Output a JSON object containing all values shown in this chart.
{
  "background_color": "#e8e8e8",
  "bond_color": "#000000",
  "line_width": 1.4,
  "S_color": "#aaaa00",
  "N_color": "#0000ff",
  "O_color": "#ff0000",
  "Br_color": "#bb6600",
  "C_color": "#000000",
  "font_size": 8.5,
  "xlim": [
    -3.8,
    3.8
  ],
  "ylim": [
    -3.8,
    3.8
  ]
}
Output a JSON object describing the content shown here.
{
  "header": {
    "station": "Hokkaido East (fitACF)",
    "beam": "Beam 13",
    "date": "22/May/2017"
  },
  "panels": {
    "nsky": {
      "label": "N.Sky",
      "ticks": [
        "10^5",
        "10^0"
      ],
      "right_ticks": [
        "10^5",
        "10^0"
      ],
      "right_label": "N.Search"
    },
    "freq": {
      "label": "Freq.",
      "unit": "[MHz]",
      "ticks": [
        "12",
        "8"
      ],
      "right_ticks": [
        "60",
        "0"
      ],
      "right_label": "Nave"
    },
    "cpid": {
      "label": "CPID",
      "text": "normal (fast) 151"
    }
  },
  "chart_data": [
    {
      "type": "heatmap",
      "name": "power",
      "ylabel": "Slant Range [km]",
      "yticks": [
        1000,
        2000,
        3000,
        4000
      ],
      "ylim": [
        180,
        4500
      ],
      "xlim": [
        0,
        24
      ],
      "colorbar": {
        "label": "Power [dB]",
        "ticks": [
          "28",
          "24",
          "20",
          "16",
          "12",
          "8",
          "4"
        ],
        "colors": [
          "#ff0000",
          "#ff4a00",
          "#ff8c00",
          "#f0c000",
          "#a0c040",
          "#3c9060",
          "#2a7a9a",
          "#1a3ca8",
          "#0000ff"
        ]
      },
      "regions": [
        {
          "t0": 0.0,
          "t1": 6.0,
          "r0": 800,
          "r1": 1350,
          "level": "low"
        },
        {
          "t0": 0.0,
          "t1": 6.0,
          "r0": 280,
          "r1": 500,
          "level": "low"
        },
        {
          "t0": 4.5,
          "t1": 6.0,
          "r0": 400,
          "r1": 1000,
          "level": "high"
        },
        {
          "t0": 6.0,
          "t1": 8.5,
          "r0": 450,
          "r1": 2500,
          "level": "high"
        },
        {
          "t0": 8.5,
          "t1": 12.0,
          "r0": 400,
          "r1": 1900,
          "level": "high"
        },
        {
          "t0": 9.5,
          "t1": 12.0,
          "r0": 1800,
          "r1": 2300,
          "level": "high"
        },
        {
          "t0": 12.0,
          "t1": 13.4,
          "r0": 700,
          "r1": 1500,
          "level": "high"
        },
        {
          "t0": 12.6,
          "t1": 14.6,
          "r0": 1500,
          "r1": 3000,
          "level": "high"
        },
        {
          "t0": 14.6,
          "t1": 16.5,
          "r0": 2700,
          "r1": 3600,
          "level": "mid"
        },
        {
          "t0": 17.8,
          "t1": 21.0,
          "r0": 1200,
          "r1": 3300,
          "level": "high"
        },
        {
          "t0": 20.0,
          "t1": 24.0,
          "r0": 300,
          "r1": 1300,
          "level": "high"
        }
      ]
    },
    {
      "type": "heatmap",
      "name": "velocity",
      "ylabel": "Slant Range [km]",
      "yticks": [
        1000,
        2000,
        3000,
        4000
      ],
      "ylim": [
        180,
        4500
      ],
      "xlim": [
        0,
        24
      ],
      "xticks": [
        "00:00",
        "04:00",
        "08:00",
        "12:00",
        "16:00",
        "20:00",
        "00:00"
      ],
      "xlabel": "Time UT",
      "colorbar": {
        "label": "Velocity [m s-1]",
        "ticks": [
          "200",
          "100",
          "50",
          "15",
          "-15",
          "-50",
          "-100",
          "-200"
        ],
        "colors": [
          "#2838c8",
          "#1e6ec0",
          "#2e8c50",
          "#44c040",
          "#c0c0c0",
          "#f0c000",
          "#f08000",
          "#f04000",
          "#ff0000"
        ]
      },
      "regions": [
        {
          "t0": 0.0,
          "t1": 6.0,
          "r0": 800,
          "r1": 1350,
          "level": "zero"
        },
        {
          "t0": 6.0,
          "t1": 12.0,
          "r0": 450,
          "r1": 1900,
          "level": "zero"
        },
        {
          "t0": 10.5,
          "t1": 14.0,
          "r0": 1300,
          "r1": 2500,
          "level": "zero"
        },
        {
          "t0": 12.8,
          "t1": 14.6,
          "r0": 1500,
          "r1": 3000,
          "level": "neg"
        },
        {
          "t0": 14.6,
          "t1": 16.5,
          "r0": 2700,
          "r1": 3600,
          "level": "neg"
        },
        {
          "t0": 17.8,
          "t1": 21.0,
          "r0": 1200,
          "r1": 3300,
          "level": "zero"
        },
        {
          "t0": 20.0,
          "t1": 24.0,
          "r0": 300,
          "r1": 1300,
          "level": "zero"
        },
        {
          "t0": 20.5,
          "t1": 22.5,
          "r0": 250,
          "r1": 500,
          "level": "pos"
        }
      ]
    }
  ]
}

----

Each line must be given again exactly as written above.

Output a JSON object containing all values shown in this chart.
{
  "background_color": "#e8e8e8",
  "bond_color": "#000000",
  "line_width": 1.4,
  "S_color": "#aaaa00",
  "N_color": "#0000ff",
  "O_color": "#ff0000",
  "Br_color": "#bb6600",
  "C_color": "#000000",
  "font_size": 8.5,
  "xlim": [
    -3.8,
    3.8
  ],
  "ylim": [
    -3.8,
    3.8
  ]
}
Output a JSON object describing the content shown here.
{
  "header": {
    "station": "Hokkaido East (fitACF)",
    "beam": "Beam 13",
    "date": "22/May/2017"
  },
  "panels": {
    "nsky": {
      "label": "N.Sky",
      "ticks": [
        "10^5",
        "10^0"
      ],
      "right_ticks": [
        "10^5",
        "10^0"
      ],
      "right_label": "N.Search"
    },
    "freq": {
      "label": "Freq.",
      "unit": "[MHz]",
      "ticks": [
        "12",
        "8"
      ],
      "right_ticks": [
        "60",
        "0"
      ],
      "right_label": "Nave"
    },
    "cpid": {
      "label": "CPID",
      "text": "normal (fast) 151"
    }
  },
  "chart_data": [
    {
      "type": "heatmap",
      "name": "power",
      "ylabel": "Slant Range [km]",
      "yticks": [
        1000,
        2000,
        3000,
        4000
      ],
      "ylim": [
        180,
        4500
      ],
      "xlim": [
        0,
        24
      ],
      "colorbar": {
        "label": "Power [dB]",
        "ticks": [
          "28",
          "24",
          "20",
          "16",
          "12",
          "8",
          "4"
        ],
        "colors": [
          "#ff0000",
          "#ff4a00",
          "#ff8c00",
          "#f0c000",
          "#a0c040",
          "#3c9060",
          "#2a7a9a",
          "#1a3ca8",
          "#0000ff"
        ]
      },
      "regions": [
        {
          "t0": 0.0,
          "t1": 6.0,
          "r0": 800,
          "r1": 1350,
          "level": "low"
        },
        {
          "t0": 0.0,
          "t1": 6.0,
          "r0": 280,
          "r1": 500,
          "level": "low"
        },
        {
          "t0": 4.5,
          "t1": 6.0,
          "r0": 400,
          "r1": 1000,
          "level": "high"
        },
        {
          "t0": 6.0,
          "t1": 8.5,
          "r0": 450,
          "r1": 2500,
          "level": "high"
        },
        {
          "t0": 8.5,
          "t1": 12.0,
          "r0": 400,
          "r1": 1900,
          "level": "high"
        },
        {
          "t0": 9.5,
          "t1": 12.0,
          "r0": 1800,
          "r1": 2300,
          "level": "high"
        },
        {
          "t0": 12.0,
          "t1": 13.4,
          "r0": 700,
          "r1": 1500,
          "level": "high"
        },
        {
          "t0": 12.6,
          "t1": 14.6,
          "r0": 1500,
          "r1": 3000,
          "level": "high"
        },
        {
          "t0": 14.6,
          "t1": 16.5,
          "r0": 2700,
          "r1": 3600,
          "level": "mid"
        },
        {
          "t0": 17.8,
          "t1": 21.0,
          "r0": 1200,
          "r1": 3300,
          "level": "high"
        },
        {
          "t0": 20.0,
          "t1": 24.0,
          "r0": 300,
          "r1": 1300,
          "level": "high"
        }
      ]
    },
    {
      "type": "heatmap",
      "name": "velocity",
      "ylabel": "Slant Range [km]",
      "yticks": [
        1000,
        2000,
        3000,
        4000
      ],
      "ylim": [
        180,
        4500
      ],
      "xlim": [
        0,
        24
      ],
      "xticks": [
        "00:00",
        "04:00",
        "08:00",
        "12:00",
        "16:00",
        "20:00",
        "00:00"
      ],
      "xlabel": "Time UT",
      "colorbar": {
        "label": "Velocity [m s-1]",
        "ticks": [
          "200",
          "100",
          "50",
          "15",
          "-15",
          "-50",
          "-100",
          "-200"
        ],
        "colors": [
          "#2838c8",
          "#1e6ec0",
          "#2e8c50",
          "#44c040",
          "#c0c0c0",
          "#f0c000",
          "#f08000",
          "#f04000",
          "#ff0000"
        ]
      },
      "regions": [
        {
          "t0": 0.0,
          "t1": 6.0,
          "r0": 800,
          "r1": 1350,
          "level": "zero"
        },
        {
          "t0": 6.0,
          "t1": 12.0,
          "r0": 450,
          "r1": 1900,
          "level": "zero"
        },
        {
          "t0": 10.5,
          "t1": 14.0,
          "r0": 1300,
          "r1": 2500,
          "level": "zero"
        },
        {
          "t0": 12.8,
          "t1": 14.6,
          "r0": 1500,
          "r1": 3000,
          "level": "neg"
        },
        {
          "t0": 14.6,
          "t1": 16.5,
          "r0": 2700,
          "r1": 3600,
          "level": "neg"
        },
        {
          "t0": 17.8,
          "t1": 21.0,
          "r0": 1200,
          "r1": 3300,
          "level": "zero"
        },
        {
          "t0": 20.0,
          "t1": 24.0,
          "r0": 300,
          "r1": 1300,
          "level": "zero"
        },
        {
          "t0": 20.5,
          "t1": 22.5,
          "r0": 250,
          "r1": 500,
          "level": "pos"
        }
      ]
    }
  ]
}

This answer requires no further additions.